Work instructions:
Count how many lines of the data include "JSON". The answer is that number and nothing else.
BEGIN Data for this exercise
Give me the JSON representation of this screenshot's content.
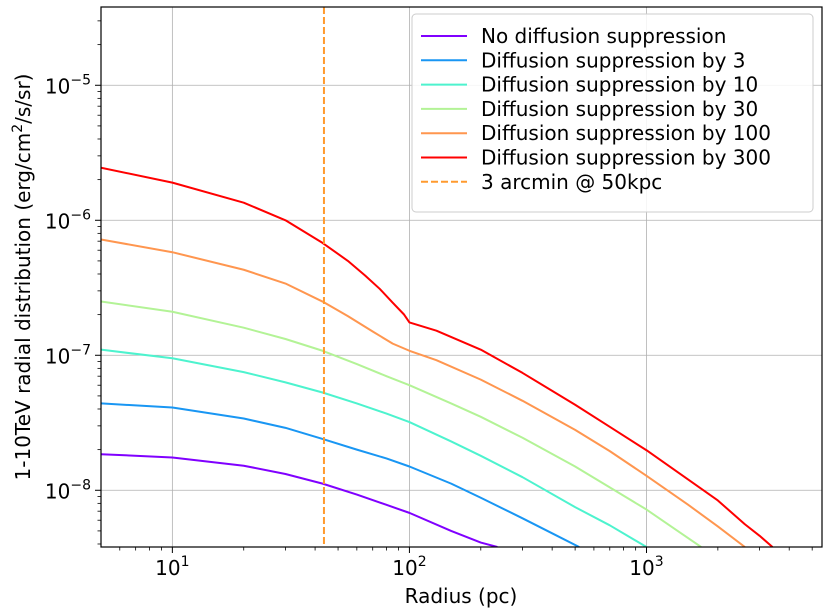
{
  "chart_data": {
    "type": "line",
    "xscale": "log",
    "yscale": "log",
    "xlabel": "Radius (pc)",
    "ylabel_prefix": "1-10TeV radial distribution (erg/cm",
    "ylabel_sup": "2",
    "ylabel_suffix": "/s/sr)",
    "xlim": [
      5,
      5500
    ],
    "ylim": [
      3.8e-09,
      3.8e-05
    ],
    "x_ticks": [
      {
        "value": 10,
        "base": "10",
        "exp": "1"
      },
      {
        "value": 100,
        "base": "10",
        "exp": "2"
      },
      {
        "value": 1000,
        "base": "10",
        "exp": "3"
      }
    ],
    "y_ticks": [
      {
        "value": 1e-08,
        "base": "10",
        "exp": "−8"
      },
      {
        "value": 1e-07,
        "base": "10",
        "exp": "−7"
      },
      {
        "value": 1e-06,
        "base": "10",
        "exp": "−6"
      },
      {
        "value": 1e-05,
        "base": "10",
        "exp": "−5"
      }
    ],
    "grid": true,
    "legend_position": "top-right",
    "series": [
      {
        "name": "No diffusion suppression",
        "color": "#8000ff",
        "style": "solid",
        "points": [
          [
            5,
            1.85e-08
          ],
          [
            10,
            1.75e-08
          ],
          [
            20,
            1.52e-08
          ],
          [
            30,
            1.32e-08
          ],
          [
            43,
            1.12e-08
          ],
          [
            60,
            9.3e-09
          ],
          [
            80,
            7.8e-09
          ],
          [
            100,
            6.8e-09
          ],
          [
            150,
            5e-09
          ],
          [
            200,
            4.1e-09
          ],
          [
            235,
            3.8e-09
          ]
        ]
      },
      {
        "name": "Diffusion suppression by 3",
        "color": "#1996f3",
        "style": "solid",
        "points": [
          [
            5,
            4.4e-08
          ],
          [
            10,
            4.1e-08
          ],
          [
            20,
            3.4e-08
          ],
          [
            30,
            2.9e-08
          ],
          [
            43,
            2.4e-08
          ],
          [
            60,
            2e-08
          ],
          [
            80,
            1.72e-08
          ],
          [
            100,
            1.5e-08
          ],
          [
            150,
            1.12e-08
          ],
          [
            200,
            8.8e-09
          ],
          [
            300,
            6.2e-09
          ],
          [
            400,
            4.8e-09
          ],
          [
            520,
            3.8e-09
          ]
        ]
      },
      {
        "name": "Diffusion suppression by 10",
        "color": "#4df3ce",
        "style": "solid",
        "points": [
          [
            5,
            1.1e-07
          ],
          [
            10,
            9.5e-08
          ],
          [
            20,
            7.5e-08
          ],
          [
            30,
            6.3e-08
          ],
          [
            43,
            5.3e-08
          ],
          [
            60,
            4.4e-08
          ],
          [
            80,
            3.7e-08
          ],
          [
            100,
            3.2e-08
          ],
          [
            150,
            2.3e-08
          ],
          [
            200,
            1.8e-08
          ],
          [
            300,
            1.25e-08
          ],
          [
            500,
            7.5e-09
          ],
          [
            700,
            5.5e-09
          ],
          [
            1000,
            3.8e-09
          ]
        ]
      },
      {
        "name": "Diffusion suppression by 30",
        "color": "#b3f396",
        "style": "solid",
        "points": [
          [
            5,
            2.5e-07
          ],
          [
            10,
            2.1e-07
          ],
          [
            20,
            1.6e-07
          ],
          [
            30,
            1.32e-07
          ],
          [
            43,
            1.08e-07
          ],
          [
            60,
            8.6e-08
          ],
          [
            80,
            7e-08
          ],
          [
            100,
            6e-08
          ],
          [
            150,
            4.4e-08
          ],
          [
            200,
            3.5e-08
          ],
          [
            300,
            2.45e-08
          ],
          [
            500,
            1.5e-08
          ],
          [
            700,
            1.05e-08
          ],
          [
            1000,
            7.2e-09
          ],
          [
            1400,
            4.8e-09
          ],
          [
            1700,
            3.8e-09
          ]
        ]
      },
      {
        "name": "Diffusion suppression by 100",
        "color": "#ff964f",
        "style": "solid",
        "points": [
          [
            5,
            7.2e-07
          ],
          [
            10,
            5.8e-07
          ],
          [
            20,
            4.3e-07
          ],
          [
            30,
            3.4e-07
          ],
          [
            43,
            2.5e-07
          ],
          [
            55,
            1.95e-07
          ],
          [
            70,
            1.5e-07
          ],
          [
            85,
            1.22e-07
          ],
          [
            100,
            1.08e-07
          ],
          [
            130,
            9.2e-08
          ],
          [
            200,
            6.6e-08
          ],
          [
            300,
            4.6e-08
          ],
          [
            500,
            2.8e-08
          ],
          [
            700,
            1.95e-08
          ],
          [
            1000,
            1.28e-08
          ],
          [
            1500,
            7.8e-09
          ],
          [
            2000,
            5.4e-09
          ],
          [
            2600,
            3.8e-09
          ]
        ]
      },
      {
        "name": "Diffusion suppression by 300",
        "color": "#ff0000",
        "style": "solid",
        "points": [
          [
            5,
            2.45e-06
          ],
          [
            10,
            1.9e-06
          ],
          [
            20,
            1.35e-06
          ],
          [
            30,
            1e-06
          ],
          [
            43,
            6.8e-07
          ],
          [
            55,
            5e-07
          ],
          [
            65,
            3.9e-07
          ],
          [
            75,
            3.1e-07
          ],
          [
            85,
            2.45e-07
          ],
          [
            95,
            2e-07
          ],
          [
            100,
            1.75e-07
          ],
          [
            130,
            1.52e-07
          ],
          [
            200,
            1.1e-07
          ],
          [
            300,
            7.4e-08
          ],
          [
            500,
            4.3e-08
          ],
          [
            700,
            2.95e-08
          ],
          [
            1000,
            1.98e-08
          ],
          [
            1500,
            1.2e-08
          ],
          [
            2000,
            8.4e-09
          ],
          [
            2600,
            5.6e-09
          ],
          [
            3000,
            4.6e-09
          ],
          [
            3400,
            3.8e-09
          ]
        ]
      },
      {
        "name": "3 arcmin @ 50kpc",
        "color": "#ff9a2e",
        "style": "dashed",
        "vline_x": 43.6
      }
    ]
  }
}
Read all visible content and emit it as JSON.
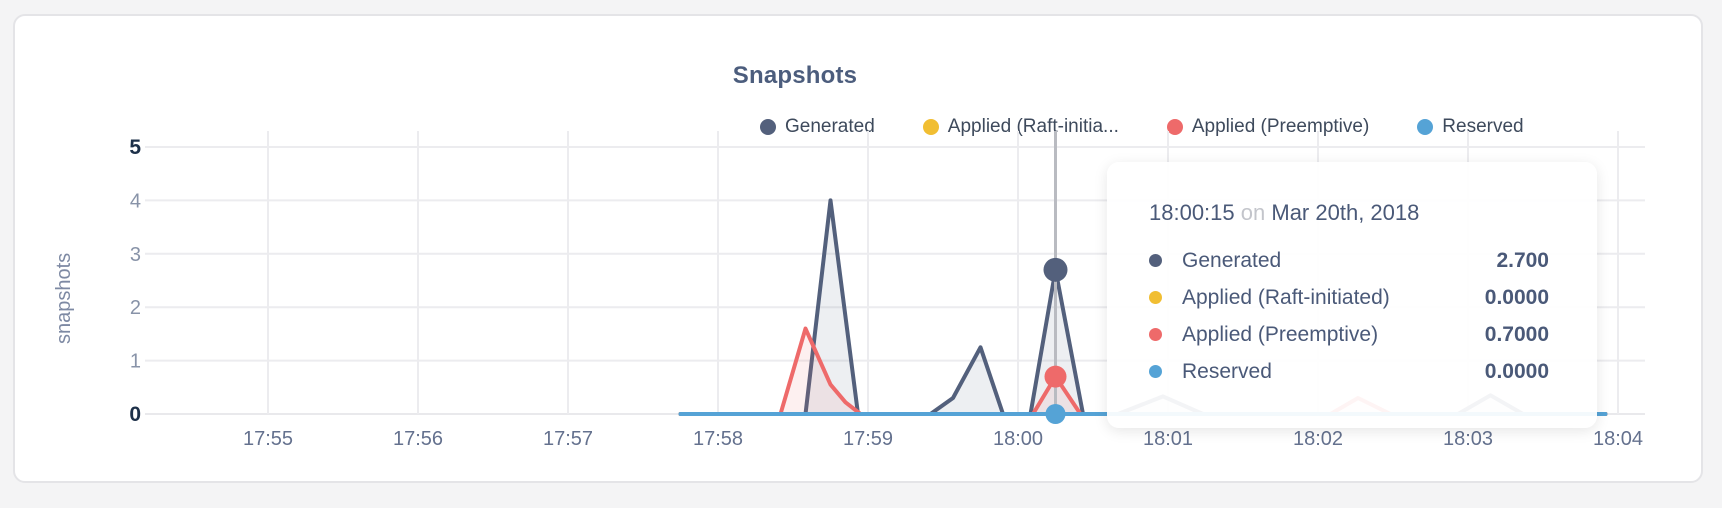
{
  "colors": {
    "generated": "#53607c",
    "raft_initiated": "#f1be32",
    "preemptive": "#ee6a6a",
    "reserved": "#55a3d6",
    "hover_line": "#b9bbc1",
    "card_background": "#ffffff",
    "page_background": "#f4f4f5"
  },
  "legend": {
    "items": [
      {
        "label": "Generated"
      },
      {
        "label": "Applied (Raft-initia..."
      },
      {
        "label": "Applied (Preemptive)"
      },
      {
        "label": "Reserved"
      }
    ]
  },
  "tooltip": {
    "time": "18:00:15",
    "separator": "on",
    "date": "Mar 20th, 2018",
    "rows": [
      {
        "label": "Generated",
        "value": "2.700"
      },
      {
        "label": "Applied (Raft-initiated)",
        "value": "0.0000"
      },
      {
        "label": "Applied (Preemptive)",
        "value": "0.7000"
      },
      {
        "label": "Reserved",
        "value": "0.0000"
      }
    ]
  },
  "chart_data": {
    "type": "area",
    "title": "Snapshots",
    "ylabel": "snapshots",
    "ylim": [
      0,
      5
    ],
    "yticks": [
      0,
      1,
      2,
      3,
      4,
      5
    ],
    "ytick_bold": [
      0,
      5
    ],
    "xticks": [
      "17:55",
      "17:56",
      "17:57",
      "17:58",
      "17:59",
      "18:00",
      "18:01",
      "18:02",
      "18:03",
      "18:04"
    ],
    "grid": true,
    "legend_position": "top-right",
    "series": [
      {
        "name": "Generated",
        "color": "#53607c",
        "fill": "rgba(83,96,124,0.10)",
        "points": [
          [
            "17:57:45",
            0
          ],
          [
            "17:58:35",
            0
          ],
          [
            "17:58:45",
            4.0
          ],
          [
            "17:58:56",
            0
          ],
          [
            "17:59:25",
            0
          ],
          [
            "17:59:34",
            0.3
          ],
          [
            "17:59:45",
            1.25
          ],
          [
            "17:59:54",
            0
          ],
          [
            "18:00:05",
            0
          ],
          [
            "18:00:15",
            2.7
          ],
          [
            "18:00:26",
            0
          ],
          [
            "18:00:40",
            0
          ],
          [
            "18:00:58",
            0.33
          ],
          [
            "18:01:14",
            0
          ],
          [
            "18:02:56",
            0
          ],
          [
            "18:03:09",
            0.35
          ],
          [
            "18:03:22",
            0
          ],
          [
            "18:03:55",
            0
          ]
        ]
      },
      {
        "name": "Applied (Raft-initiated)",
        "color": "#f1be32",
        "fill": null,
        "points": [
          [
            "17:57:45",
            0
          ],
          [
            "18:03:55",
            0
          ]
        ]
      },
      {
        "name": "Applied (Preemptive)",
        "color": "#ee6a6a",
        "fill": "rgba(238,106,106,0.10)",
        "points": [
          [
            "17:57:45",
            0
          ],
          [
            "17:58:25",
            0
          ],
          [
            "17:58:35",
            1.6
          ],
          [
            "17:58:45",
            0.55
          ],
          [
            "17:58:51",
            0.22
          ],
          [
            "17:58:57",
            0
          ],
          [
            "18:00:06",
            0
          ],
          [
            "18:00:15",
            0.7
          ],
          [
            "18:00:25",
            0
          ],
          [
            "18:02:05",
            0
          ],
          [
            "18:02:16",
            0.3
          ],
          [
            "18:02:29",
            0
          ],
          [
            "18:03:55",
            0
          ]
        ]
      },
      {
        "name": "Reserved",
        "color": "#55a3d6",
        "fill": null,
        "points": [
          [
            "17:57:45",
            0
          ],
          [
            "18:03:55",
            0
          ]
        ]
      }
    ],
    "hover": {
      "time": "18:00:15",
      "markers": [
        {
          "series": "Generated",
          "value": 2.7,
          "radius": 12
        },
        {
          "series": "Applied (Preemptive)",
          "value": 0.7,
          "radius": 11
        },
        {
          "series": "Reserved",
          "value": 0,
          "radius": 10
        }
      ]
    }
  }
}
END Data for this exercise
Final result:
2